Return every line of the records below verbatim, with no pictures in the copy.

[BEGIN RECORDS FOR PROCESSING]

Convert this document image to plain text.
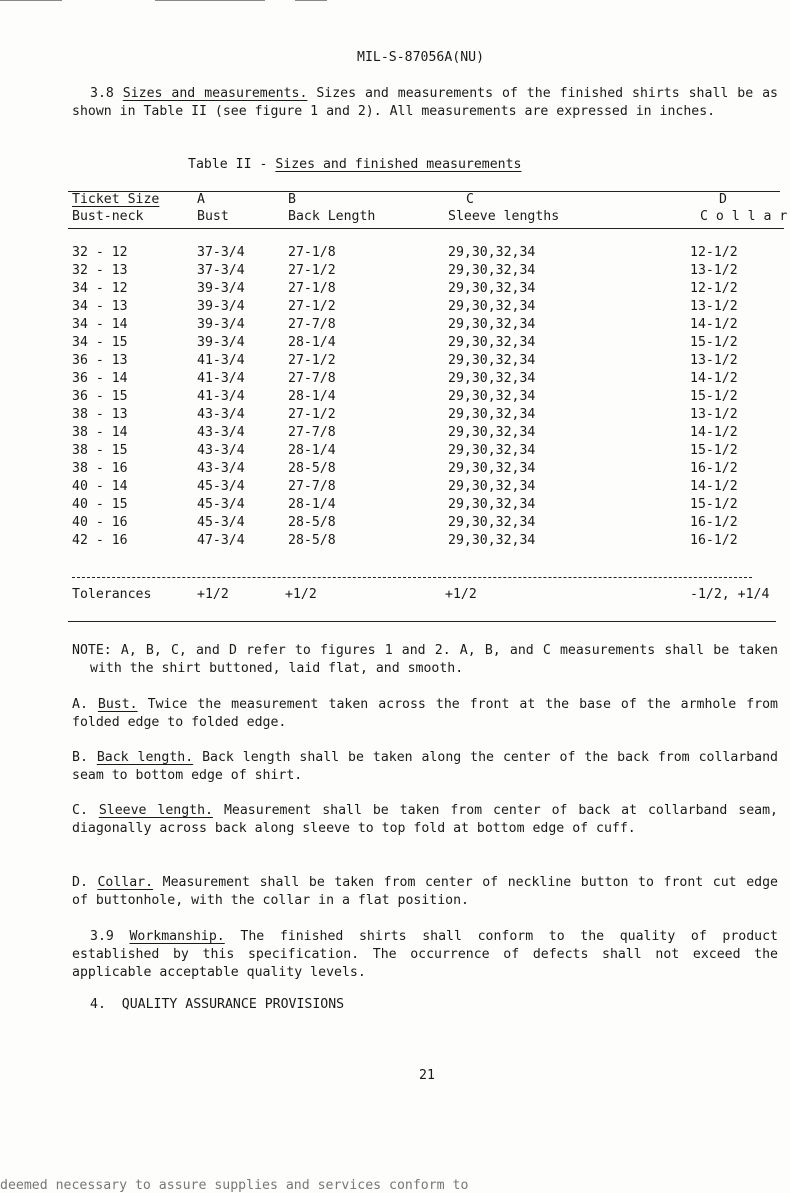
MIL-S-87056A(NU)
3.8 Sizes and measurements. Sizes and measurements of the finished shirts shall be as shown in Table II (see figure 1 and 2). All measurements are expressed in inches.
Table II - Sizes and finished measurements
Ticket Size	A	B	C	D
Bust-neck	Bust	Back Length	Sleeve lengths	C o l l a r
32 - 12	37-3/4	27-1/8	29,30,32,34	12-1/2
32 - 13	37-3/4	27-1/2	29,30,32,34	13-1/2
34 - 12	39-3/4	27-1/8	29,30,32,34	12-1/2
34 - 13	39-3/4	27-1/2	29,30,32,34	13-1/2
34 - 14	39-3/4	27-7/8	29,30,32,34	14-1/2
34 - 15	39-3/4	28-1/4	29,30,32,34	15-1/2
36 - 13	41-3/4	27-1/2	29,30,32,34	13-1/2
36 - 14	41-3/4	27-7/8	29,30,32,34	14-1/2
36 - 15	41-3/4	28-1/4	29,30,32,34	15-1/2
38 - 13	43-3/4	27-1/2	29,30,32,34	13-1/2
38 - 14	43-3/4	27-7/8	29,30,32,34	14-1/2
38 - 15	43-3/4	28-1/4	29,30,32,34	15-1/2
38 - 16	43-3/4	28-5/8	29,30,32,34	16-1/2
40 - 14	45-3/4	27-7/8	29,30,32,34	14-1/2
40 - 15	45-3/4	28-1/4	29,30,32,34	15-1/2
40 - 16	45-3/4	28-5/8	29,30,32,34	16-1/2
42 - 16	47-3/4	28-5/8	29,30,32,34	16-1/2
Tolerances	+1/2	+1/2	+1/2	-1/2, +1/4
NOTE: A, B, C, and D refer to figures 1 and 2. A, B, and C measurements shall be taken with the shirt buttoned, laid flat, and smooth.
A. Bust. Twice the measurement taken across the front at the base of the armhole from folded edge to folded edge.
B. Back length. Back length shall be taken along the center of the back from collarband seam to bottom edge of shirt.
C. Sleeve length. Measurement shall be taken from center of back at collarband seam, diagonally across back along sleeve to top fold at bottom edge of cuff.
D. Collar. Measurement shall be taken from center of neckline button to front cut edge of buttonhole, with the collar in a flat position.
3.9 Workmanship. The finished shirts shall conform to the quality of product established by this specification. The occurrence of defects shall not exceed the applicable acceptable quality levels.
4. QUALITY ASSURANCE PROVISIONS
21
deemed necessary to assure supplies and services conform to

[END RECORDS FOR PROCESSING]

EXERCISE SOLUTION –
Convert this document image to plain text.
MIL-S-87056A(NU)
3.8 Sizes and measurements. Sizes and measurements of the finished shirts shall be as shown in Table II (see figure 1 and 2). All measurements are expressed in inches.
Table II - Sizes and finished measurements
Ticket Size	A	B	C	D
Bust-neck	Bust	Back Length	Sleeve lengths	C o l l a r
32 - 12	37-3/4	27-1/8	29,30,32,34	12-1/2
32 - 13	37-3/4	27-1/2	29,30,32,34	13-1/2
34 - 12	39-3/4	27-1/8	29,30,32,34	12-1/2
34 - 13	39-3/4	27-1/2	29,30,32,34	13-1/2
34 - 14	39-3/4	27-7/8	29,30,32,34	14-1/2
34 - 15	39-3/4	28-1/4	29,30,32,34	15-1/2
36 - 13	41-3/4	27-1/2	29,30,32,34	13-1/2
36 - 14	41-3/4	27-7/8	29,30,32,34	14-1/2
36 - 15	41-3/4	28-1/4	29,30,32,34	15-1/2
38 - 13	43-3/4	27-1/2	29,30,32,34	13-1/2
38 - 14	43-3/4	27-7/8	29,30,32,34	14-1/2
38 - 15	43-3/4	28-1/4	29,30,32,34	15-1/2
38 - 16	43-3/4	28-5/8	29,30,32,34	16-1/2
40 - 14	45-3/4	27-7/8	29,30,32,34	14-1/2
40 - 15	45-3/4	28-1/4	29,30,32,34	15-1/2
40 - 16	45-3/4	28-5/8	29,30,32,34	16-1/2
42 - 16	47-3/4	28-5/8	29,30,32,34	16-1/2
Tolerances	+1/2	+1/2	+1/2	-1/2, +1/4
NOTE: A, B, C, and D refer to figures 1 and 2. A, B, and C measurements shall be taken with the shirt buttoned, laid flat, and smooth.
A. Bust. Twice the measurement taken across the front at the base of the armhole from folded edge to folded edge.
B. Back length. Back length shall be taken along the center of the back from collarband seam to bottom edge of shirt.
C. Sleeve length. Measurement shall be taken from center of back at collarband seam, diagonally across back along sleeve to top fold at bottom edge of cuff.
D. Collar. Measurement shall be taken from center of neckline button to front cut edge of buttonhole, with the collar in a flat position.
3.9 Workmanship. The finished shirts shall conform to the quality of product established by this specification. The occurrence of defects shall not exceed the applicable acceptable quality levels.
4. QUALITY ASSURANCE PROVISIONS
21
deemed necessary to assure supplies and services conform to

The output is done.